### GIVEN EXERCISE
Tally every line featuring "page", then give that tally alone.

### RAW DATA
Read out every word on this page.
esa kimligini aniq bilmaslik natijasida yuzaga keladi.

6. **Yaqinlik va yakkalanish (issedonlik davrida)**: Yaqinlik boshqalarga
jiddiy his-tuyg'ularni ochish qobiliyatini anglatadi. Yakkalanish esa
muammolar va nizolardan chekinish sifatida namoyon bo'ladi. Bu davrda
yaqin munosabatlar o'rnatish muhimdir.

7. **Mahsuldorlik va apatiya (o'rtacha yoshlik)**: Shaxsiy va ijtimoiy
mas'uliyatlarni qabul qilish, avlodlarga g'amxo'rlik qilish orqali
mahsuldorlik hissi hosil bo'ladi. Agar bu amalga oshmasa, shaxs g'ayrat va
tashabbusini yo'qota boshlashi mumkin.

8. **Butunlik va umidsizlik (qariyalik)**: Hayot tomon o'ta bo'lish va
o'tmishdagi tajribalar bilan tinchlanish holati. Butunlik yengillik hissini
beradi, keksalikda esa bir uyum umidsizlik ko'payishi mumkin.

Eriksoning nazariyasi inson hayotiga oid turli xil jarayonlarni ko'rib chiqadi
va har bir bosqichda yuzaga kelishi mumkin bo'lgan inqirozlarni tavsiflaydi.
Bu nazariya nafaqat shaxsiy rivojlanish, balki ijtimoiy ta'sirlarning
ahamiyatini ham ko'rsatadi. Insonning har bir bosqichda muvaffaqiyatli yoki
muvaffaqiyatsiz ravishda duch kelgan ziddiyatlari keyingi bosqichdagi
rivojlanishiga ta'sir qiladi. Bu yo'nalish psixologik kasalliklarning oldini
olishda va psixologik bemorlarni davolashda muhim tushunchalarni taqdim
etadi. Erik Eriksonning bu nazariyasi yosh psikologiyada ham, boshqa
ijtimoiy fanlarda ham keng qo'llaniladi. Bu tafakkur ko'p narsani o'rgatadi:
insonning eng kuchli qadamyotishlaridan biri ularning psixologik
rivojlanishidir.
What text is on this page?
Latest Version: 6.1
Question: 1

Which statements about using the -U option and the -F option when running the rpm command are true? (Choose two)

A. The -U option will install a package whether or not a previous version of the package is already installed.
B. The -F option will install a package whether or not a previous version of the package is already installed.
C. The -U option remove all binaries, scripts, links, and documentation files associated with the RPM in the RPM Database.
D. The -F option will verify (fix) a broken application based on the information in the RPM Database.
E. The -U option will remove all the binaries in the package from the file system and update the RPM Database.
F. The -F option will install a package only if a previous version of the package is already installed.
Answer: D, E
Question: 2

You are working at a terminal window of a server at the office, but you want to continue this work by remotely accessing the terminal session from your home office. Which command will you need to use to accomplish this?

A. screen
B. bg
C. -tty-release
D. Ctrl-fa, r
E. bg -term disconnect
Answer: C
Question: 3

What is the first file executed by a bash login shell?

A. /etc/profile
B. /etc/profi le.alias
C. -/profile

### WORKED ANSWER
2